* Start RECORDS SUPPLIED *

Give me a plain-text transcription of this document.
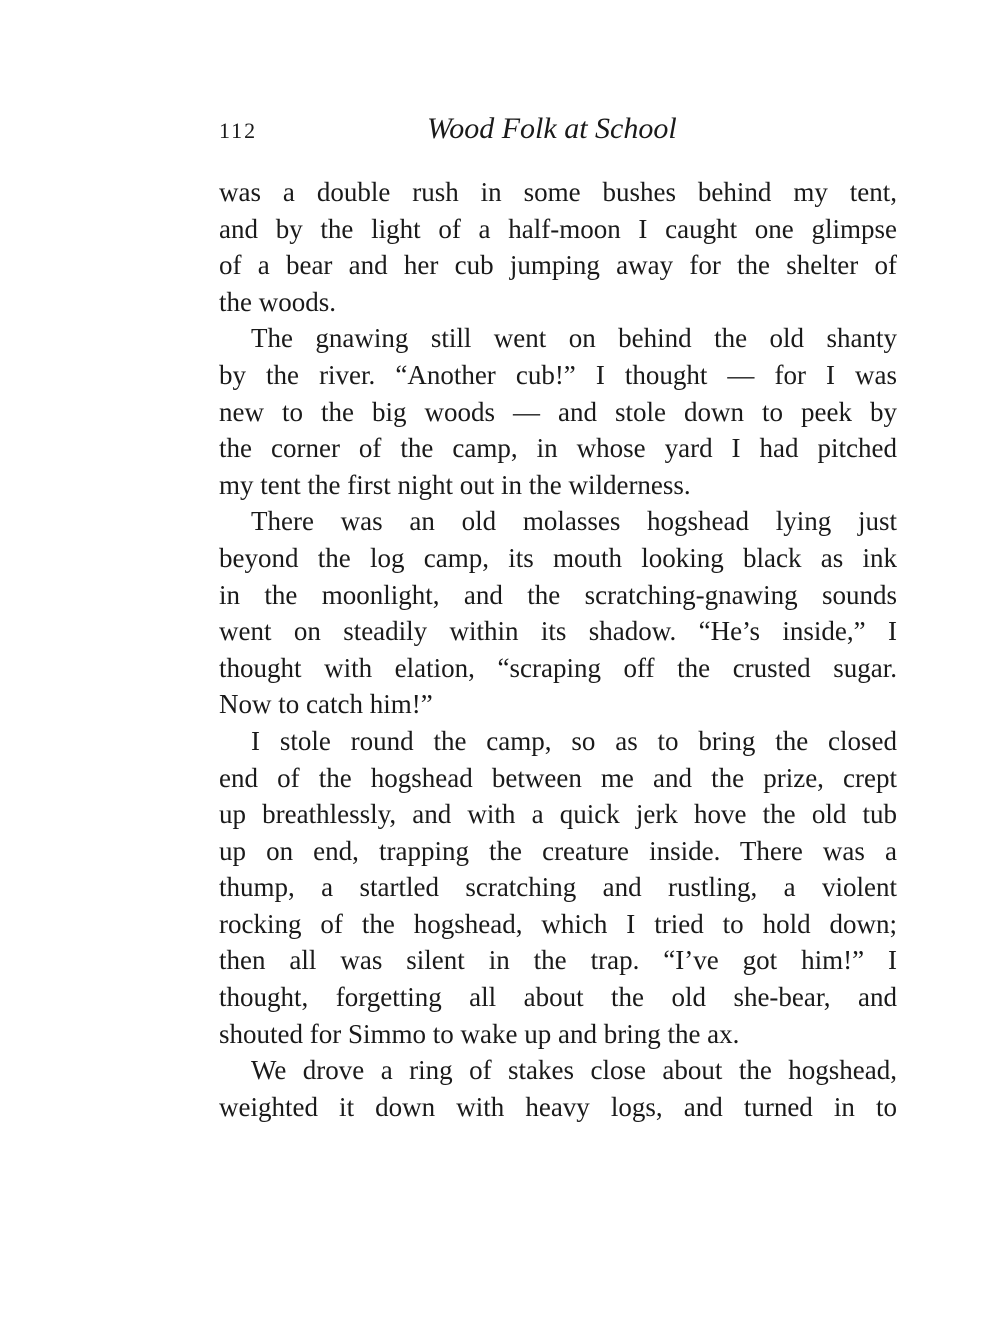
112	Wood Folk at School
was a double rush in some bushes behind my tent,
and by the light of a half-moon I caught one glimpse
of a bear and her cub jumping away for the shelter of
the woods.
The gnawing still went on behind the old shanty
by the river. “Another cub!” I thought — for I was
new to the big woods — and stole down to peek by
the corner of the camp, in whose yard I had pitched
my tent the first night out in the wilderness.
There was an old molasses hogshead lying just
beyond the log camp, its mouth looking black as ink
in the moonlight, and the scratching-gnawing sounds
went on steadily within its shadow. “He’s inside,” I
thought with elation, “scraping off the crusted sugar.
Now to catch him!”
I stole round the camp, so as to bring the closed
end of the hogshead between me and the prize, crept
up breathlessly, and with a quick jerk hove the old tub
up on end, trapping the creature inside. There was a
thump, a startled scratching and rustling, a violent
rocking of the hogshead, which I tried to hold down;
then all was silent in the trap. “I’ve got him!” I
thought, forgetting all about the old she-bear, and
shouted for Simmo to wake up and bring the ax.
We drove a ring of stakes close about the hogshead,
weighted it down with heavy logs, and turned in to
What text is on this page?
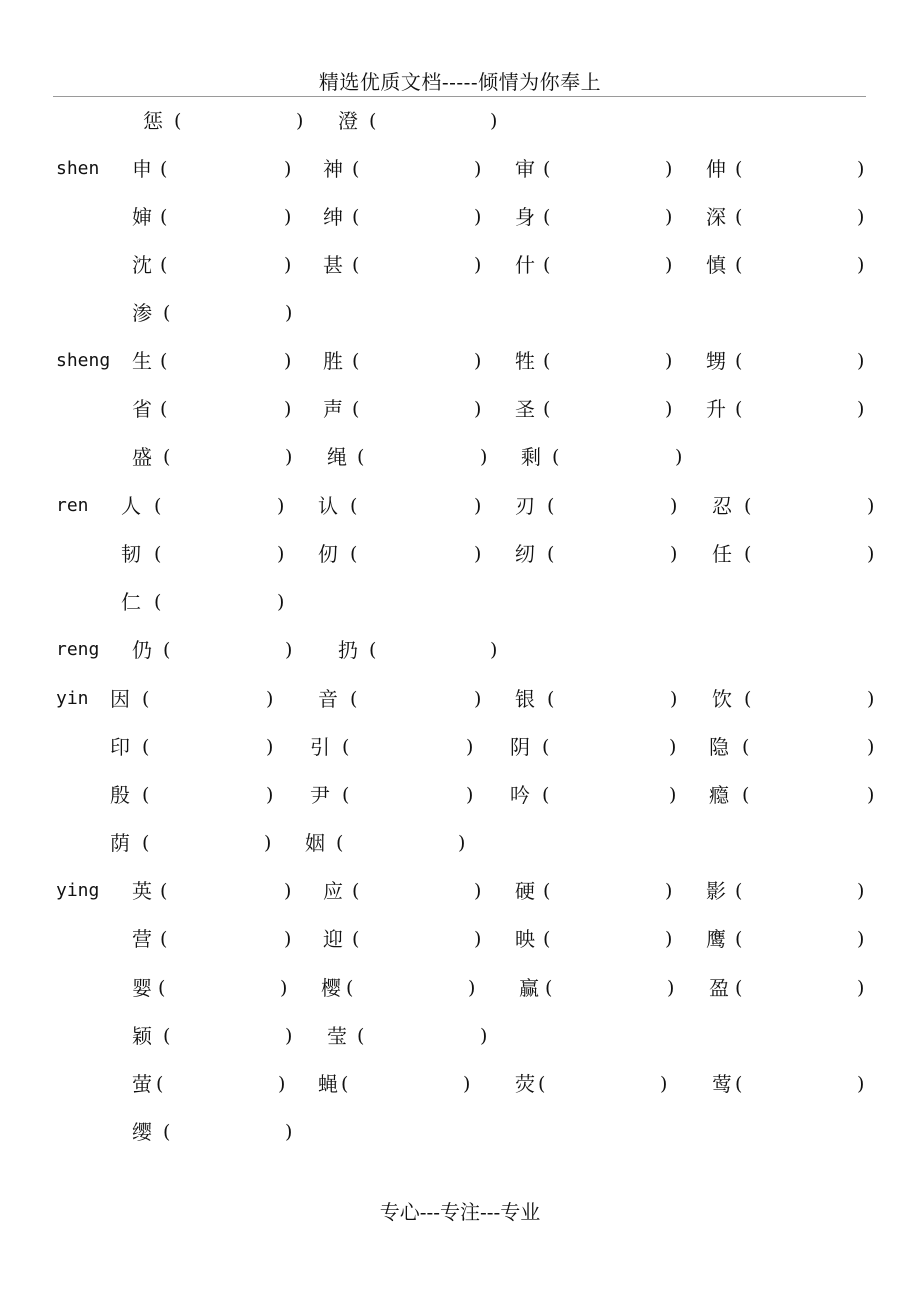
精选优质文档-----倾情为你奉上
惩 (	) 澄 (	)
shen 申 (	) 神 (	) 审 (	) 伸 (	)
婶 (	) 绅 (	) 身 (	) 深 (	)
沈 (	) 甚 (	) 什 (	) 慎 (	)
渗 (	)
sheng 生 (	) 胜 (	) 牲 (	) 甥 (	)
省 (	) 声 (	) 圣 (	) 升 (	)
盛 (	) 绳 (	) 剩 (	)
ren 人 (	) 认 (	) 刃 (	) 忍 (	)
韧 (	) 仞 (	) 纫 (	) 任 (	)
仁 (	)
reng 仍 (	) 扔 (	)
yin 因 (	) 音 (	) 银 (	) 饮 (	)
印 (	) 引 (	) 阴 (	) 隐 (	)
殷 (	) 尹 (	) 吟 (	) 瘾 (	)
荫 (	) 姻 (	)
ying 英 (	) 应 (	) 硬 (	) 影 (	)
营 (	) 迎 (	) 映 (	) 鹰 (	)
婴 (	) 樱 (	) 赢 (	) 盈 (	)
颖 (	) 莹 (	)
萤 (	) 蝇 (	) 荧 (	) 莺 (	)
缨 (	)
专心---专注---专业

* End RECORDS SUPPLIED *

=== EXERCISE PROMPT ===
Using the data above, print every line exactly, omitting pictures.

=== COMPLETE RESPONSE ===
Give me a plain-text transcription of this document.
112	Wood Folk at School
was a double rush in some bushes behind my tent,
and by the light of a half-moon I caught one glimpse
of a bear and her cub jumping away for the shelter of
the woods.
The gnawing still went on behind the old shanty
by the river. “Another cub!” I thought — for I was
new to the big woods — and stole down to peek by
the corner of the camp, in whose yard I had pitched
my tent the first night out in the wilderness.
There was an old molasses hogshead lying just
beyond the log camp, its mouth looking black as ink
in the moonlight, and the scratching-gnawing sounds
went on steadily within its shadow. “He’s inside,” I
thought with elation, “scraping off the crusted sugar.
Now to catch him!”
I stole round the camp, so as to bring the closed
end of the hogshead between me and the prize, crept
up breathlessly, and with a quick jerk hove the old tub
up on end, trapping the creature inside. There was a
thump, a startled scratching and rustling, a violent
rocking of the hogshead, which I tried to hold down;
then all was silent in the trap. “I’ve got him!” I
thought, forgetting all about the old she-bear, and
shouted for Simmo to wake up and bring the ax.
We drove a ring of stakes close about the hogshead,
weighted it down with heavy logs, and turned in to
What text is on this page?
精选优质文档-----倾情为你奉上
惩 (	) 澄 (	)
shen 申 (	) 神 (	) 审 (	) 伸 (	)
婶 (	) 绅 (	) 身 (	) 深 (	)
沈 (	) 甚 (	) 什 (	) 慎 (	)
渗 (	)
sheng 生 (	) 胜 (	) 牲 (	) 甥 (	)
省 (	) 声 (	) 圣 (	) 升 (	)
盛 (	) 绳 (	) 剩 (	)
ren 人 (	) 认 (	) 刃 (	) 忍 (	)
韧 (	) 仞 (	) 纫 (	) 任 (	)
仁 (	)
reng 仍 (	) 扔 (	)
yin 因 (	) 音 (	) 银 (	) 饮 (	)
印 (	) 引 (	) 阴 (	) 隐 (	)
殷 (	) 尹 (	) 吟 (	) 瘾 (	)
荫 (	) 姻 (	)
ying 英 (	) 应 (	) 硬 (	) 影 (	)
营 (	) 迎 (	) 映 (	) 鹰 (	)
婴 (	) 樱 (	) 赢 (	) 盈 (	)
颖 (	) 莹 (	)
萤 (	) 蝇 (	) 荧 (	) 莺 (	)
缨 (	)
专心---专注---专业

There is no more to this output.